### AIM
Every line that holds the string "screenshot" is to be identified and copied.

(Dataset records)

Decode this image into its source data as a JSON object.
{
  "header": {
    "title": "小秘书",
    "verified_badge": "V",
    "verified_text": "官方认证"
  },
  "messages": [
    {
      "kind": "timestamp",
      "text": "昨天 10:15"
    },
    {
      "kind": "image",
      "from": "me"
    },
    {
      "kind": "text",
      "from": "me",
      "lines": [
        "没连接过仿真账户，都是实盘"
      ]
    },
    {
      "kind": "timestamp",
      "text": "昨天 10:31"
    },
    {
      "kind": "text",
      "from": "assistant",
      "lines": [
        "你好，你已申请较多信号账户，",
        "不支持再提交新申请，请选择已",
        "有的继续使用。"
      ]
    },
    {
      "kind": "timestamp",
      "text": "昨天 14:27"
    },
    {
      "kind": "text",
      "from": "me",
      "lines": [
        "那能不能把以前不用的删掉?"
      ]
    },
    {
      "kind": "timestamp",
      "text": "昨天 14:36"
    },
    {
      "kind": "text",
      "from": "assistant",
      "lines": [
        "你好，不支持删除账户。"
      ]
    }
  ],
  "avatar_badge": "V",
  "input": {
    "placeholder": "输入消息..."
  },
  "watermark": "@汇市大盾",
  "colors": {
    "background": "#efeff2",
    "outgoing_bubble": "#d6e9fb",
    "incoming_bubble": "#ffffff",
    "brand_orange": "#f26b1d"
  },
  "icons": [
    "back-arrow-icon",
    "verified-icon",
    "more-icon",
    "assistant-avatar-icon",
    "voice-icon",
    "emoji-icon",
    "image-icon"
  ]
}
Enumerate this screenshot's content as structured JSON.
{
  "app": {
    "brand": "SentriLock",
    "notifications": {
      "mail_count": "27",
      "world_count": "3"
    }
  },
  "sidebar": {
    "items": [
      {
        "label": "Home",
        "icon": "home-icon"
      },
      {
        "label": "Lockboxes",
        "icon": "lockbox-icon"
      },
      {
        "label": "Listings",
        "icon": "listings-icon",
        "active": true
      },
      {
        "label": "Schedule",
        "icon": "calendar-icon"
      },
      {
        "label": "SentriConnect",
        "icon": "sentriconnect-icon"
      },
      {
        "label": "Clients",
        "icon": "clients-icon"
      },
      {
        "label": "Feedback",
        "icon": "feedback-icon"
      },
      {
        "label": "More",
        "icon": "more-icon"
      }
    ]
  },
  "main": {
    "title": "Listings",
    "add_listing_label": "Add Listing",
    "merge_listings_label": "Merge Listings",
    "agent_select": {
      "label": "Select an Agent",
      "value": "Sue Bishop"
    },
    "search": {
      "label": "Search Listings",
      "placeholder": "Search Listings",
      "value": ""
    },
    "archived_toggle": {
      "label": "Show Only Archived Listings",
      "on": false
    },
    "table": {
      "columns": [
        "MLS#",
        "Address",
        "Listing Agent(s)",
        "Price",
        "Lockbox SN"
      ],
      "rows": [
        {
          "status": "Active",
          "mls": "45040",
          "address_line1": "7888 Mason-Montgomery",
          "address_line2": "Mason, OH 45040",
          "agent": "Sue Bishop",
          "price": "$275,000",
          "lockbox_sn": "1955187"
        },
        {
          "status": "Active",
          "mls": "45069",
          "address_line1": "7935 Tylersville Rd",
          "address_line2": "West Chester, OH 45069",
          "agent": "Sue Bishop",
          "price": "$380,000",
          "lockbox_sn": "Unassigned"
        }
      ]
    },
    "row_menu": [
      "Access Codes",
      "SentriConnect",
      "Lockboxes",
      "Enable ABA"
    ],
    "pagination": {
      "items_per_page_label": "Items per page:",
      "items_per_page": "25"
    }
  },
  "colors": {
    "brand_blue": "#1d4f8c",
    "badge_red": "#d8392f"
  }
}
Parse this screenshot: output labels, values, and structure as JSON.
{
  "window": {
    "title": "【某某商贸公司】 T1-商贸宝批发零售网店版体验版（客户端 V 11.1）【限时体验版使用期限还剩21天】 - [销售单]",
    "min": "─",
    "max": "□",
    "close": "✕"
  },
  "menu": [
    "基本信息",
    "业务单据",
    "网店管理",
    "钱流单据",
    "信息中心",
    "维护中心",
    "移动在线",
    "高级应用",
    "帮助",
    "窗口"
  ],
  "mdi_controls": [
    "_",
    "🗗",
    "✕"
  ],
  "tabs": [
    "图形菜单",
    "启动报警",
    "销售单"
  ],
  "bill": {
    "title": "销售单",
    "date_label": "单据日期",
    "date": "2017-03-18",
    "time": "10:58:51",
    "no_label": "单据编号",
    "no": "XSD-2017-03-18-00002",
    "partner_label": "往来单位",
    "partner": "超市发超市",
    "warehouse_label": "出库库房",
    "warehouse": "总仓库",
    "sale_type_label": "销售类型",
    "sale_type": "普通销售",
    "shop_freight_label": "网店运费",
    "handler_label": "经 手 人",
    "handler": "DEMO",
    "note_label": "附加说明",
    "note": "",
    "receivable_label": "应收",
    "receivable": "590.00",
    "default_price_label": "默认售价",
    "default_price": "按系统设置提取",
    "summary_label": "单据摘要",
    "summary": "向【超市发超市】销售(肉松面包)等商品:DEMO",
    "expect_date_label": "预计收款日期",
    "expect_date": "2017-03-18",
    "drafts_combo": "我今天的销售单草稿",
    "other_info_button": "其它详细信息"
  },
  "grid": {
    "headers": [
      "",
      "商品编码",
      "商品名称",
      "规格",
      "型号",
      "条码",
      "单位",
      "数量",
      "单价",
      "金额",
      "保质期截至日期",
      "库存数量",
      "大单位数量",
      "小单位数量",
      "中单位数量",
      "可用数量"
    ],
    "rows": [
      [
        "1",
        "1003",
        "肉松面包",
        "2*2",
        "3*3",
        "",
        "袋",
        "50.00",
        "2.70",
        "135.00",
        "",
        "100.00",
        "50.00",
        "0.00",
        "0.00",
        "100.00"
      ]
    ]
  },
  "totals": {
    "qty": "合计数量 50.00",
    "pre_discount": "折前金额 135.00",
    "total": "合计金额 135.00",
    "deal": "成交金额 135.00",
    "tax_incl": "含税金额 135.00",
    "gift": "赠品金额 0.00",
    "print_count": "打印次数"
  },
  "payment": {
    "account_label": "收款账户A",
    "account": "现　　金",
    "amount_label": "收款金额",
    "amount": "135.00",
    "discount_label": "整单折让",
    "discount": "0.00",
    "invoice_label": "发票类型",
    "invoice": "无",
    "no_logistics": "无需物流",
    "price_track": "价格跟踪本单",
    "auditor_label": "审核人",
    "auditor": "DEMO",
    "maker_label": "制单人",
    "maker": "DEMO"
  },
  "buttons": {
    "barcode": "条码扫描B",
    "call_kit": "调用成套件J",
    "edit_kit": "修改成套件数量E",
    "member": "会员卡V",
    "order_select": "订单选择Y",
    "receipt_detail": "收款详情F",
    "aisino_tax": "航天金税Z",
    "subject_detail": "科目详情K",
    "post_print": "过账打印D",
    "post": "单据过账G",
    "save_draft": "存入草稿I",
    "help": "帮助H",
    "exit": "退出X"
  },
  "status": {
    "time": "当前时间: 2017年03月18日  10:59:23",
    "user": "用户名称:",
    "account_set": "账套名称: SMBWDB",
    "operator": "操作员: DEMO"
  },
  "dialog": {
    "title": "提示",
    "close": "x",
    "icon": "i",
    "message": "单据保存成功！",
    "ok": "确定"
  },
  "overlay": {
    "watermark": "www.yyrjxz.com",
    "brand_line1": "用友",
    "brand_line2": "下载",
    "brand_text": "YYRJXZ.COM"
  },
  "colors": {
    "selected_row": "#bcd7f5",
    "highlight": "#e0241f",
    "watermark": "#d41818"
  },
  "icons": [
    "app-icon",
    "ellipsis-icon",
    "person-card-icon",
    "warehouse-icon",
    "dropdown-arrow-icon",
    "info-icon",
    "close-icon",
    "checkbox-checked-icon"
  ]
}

### FULL ANSWER
Enumerate this screenshot's content as structured JSON.
Parse this screenshot: output labels, values, and structure as JSON.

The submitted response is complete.